- [The request] The line containing "Transcribe the text in this document." and every line after it, through the last, are to be extracted exactly; no other lines belong in the answer.

Collected data
****

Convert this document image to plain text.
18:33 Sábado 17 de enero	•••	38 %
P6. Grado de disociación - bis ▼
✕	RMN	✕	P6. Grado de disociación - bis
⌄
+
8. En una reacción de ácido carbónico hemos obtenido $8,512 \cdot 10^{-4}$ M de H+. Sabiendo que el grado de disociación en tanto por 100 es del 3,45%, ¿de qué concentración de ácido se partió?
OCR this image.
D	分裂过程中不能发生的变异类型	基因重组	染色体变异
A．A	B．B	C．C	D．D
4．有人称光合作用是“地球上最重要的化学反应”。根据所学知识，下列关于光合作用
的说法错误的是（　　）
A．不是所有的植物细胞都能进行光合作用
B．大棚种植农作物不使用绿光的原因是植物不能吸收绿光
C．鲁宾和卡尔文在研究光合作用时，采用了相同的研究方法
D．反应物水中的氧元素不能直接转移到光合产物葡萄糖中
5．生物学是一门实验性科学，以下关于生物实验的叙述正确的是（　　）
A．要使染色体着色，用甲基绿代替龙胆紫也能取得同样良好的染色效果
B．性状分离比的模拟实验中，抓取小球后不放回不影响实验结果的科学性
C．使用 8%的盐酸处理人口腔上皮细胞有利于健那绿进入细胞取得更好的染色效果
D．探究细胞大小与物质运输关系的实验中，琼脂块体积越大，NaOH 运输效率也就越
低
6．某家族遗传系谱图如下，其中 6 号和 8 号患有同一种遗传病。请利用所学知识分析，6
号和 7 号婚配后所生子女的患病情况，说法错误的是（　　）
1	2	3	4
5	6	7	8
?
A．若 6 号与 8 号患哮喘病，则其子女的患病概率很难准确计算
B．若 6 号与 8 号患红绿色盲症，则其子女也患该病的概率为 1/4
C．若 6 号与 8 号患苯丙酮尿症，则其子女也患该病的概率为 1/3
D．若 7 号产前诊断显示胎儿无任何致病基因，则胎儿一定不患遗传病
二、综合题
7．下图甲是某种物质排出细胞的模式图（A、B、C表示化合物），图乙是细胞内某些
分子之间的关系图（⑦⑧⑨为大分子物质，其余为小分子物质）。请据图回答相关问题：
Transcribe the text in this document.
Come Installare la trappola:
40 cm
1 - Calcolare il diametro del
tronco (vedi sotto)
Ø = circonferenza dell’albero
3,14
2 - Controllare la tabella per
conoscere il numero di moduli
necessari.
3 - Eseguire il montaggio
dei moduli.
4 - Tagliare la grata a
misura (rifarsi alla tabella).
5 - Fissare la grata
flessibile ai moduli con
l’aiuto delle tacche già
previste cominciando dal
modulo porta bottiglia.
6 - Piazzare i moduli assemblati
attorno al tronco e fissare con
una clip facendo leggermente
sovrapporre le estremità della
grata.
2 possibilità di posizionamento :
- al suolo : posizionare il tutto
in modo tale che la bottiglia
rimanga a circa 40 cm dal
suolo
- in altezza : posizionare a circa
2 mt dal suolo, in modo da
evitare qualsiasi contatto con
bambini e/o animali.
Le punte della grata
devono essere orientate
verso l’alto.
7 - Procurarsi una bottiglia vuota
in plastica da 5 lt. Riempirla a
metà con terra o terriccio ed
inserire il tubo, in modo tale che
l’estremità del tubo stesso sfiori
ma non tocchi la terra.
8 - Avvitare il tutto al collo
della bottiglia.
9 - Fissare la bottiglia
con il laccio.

****

- [Task response]
Transcribe the text in this document.
Come Installare la trappola:
40 cm
1 - Calcolare il diametro del
tronco (vedi sotto)
Ø = circonferenza dell’albero
3,14
2 - Controllare la tabella per
conoscere il numero di moduli
necessari.
3 - Eseguire il montaggio
dei moduli.
4 - Tagliare la grata a
misura (rifarsi alla tabella).
5 - Fissare la grata
flessibile ai moduli con
l’aiuto delle tacche già
previste cominciando dal
modulo porta bottiglia.
6 - Piazzare i moduli assemblati
attorno al tronco e fissare con
una clip facendo leggermente
sovrapporre le estremità della
grata.
2 possibilità di posizionamento :
- al suolo : posizionare il tutto
in modo tale che la bottiglia
rimanga a circa 40 cm dal
suolo
- in altezza : posizionare a circa
2 mt dal suolo, in modo da
evitare qualsiasi contatto con
bambini e/o animali.
Le punte della grata
devono essere orientate
verso l’alto.
7 - Procurarsi una bottiglia vuota
in plastica da 5 lt. Riempirla a
metà con terra o terriccio ed
inserire il tubo, in modo tale che
l’estremità del tubo stesso sfiori
ma non tocchi la terra.
8 - Avvitare il tutto al collo
della bottiglia.
9 - Fissare la bottiglia
con il laccio.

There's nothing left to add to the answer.